> _Travail demandé_:
1) D'après le texte sur Hans Bellmer, qui est l'auteur de l'essai joint à cette édition ?
2) Recopiez le passage du texte sur Hans Bellmer compris entre « Pour cela, Hans » et « délivrance des corps. », ces deux bornes incluses.
3) Relevez dans le texte sur Hans Bellmer tous les noms des personnes aux côtés desquelles il a cultivé son désir révolutionnaire au sein de la nébuleuse surréaliste.

> _Texte à lire_:
============

« Avec l’avènement en 1933-1934 du fascisme en Allemagne, cessation de tout travail utilitaire. Début de la construction de la poupée. » C’est ainsi que Hans Bellmer décrit sa volonté d’œuvrer à une destitution des autorités paternelles et politiques : autrement dit à un démontage et à un remontage des corps, pour tendre vers ces choses qu’il dit souhaiter le plus – « celles qu’on ignore ».
Édition établie et présentée par Stéphane Massonet ; avec un essai de Bernard Noël.
Porté par un violent désir révolutionnaire, qu’il cultiva au sein de la nébuleuse surréaliste, aux côtés d’André Breton, René Magritte, Gisèle Prassinos, Unica Zürn ou Georges Bataille, ses dessins, comme ses écrits proposés dans cette édition inédite, ont tenté d’ouvrir de telles voies vers l’inconnu du corps et du langage.
Pour cela, Hans Bellmer use des possibilités de décomposition de la réalité consensuelle offertes par l’expérimentation anatomique ou par l’élaboration d’anagrammes. Il procède par étranges déplacements d’organes, comme dans ses Lettres d’amour : « Pas plus petites qu’un grand œil, tes oreilles sont les mains de l’enfant qui occupe ta tête, bercée de tes mains dont l’enfant n’est pas plus grand que toi qui m’aimes... » Les oreilles de la femme aimée font ressurgir le fantôme d’un enfant perdu, selon une technique de déplacement, de détournement, et finalement de « délivrance », comme dit Bernard Noël. Hans Bellmer insiste là-dessus : « L’objet identique à lui-même reste sans réalité. » Sa quête graphique et littéraire vise la désarticulation et la délivrance des corps.

============

> _Données disponibles_:
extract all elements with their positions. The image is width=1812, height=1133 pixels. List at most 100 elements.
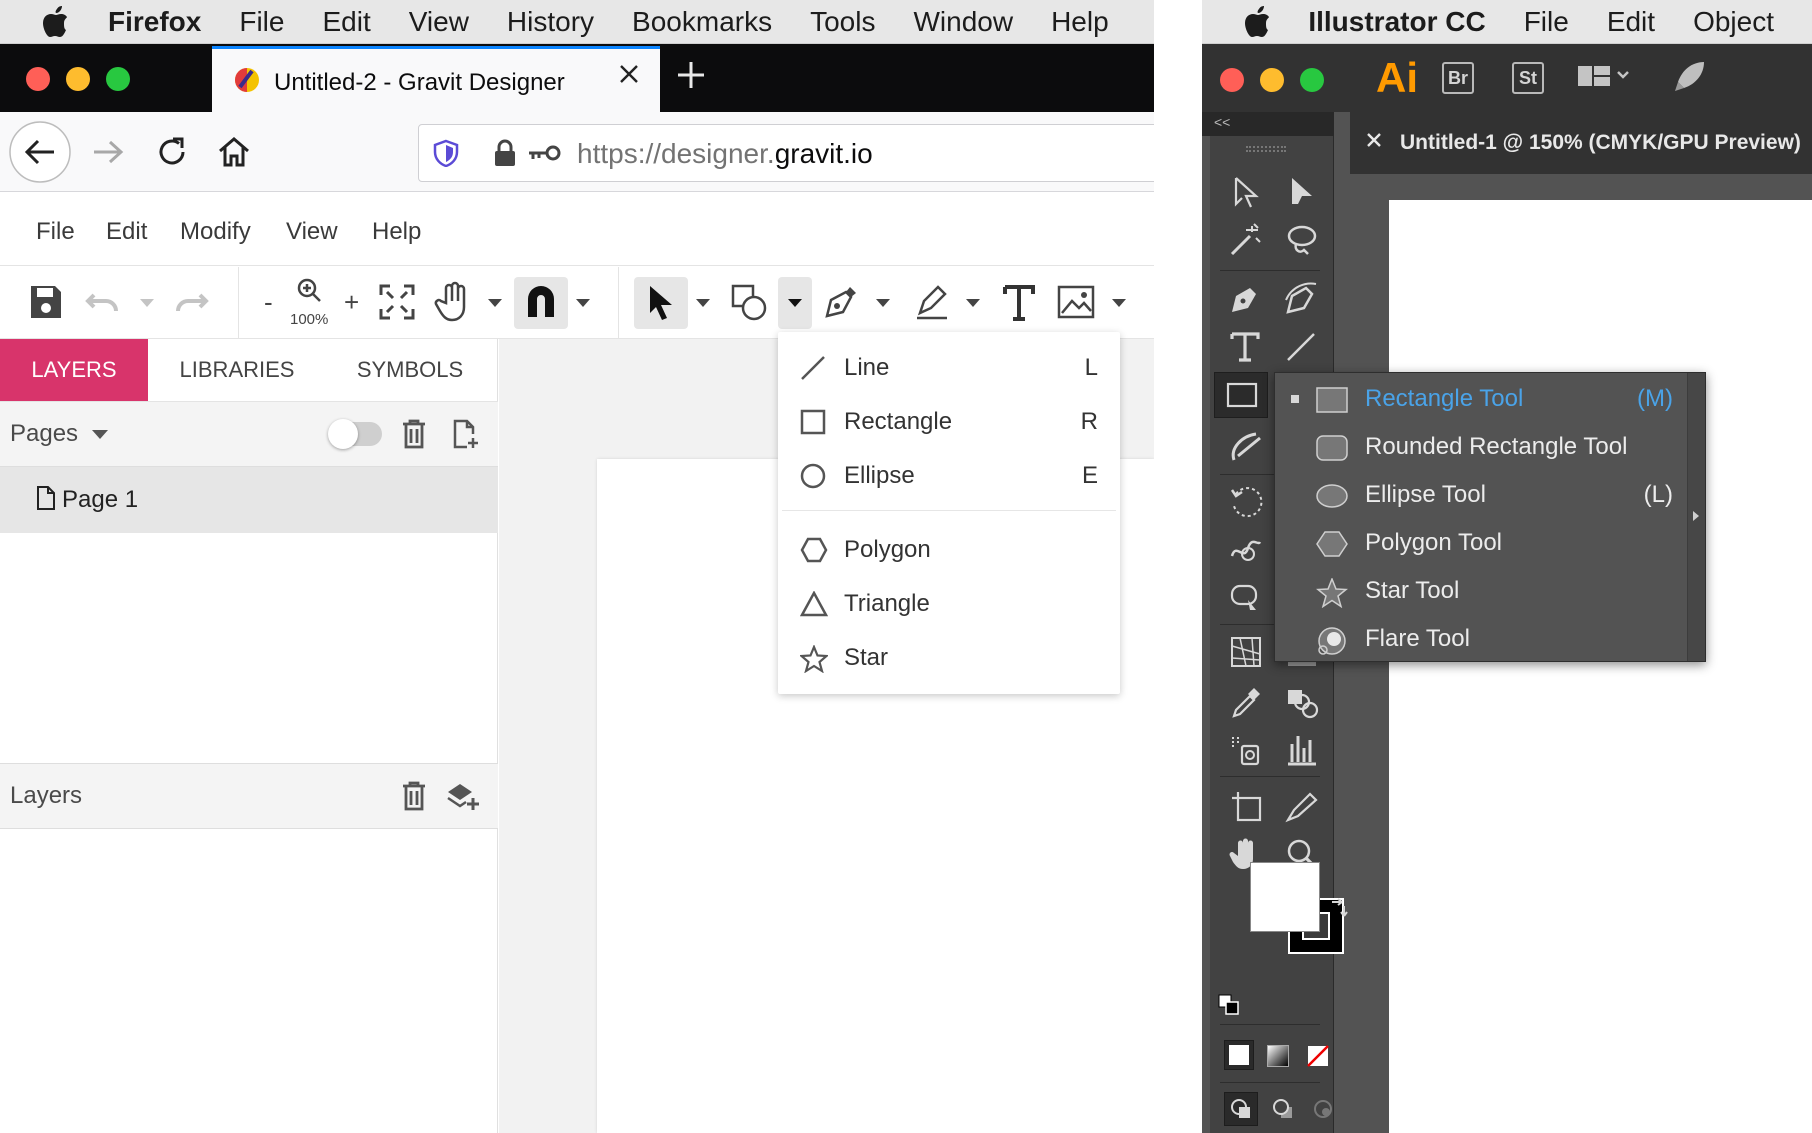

============

> _Corrigé détaillé_:
1) Bernard Noël.

2)
Pour cela, Hans Bellmer use des possibilités de décomposition de la réalité consensuelle offertes par l’expérimentation anatomique ou par l’élaboration d’anagrammes. Il procède par étranges déplacements d’organes, comme dans ses Lettres d’amour : « Pas plus petites qu’un grand œil, tes oreilles sont les mains de l’enfant qui occupe ta tête, bercée de tes mains dont l’enfant n’est pas plus grand que toi qui m’aimes... » Les oreilles de la femme aimée font ressurgir le fantôme d’un enfant perdu, selon une technique de déplacement, de détournement, et finalement de « délivrance », comme dit Bernard Noël. Hans Bellmer insiste là-dessus : « L’objet identique à lui-même reste sans réalité. » Sa quête graphique et littéraire vise la désarticulation et la délivrance des corps.

3) André Breton, René Magritte, Gisèle Prassinos, Unica Zürn, Georges Bataille.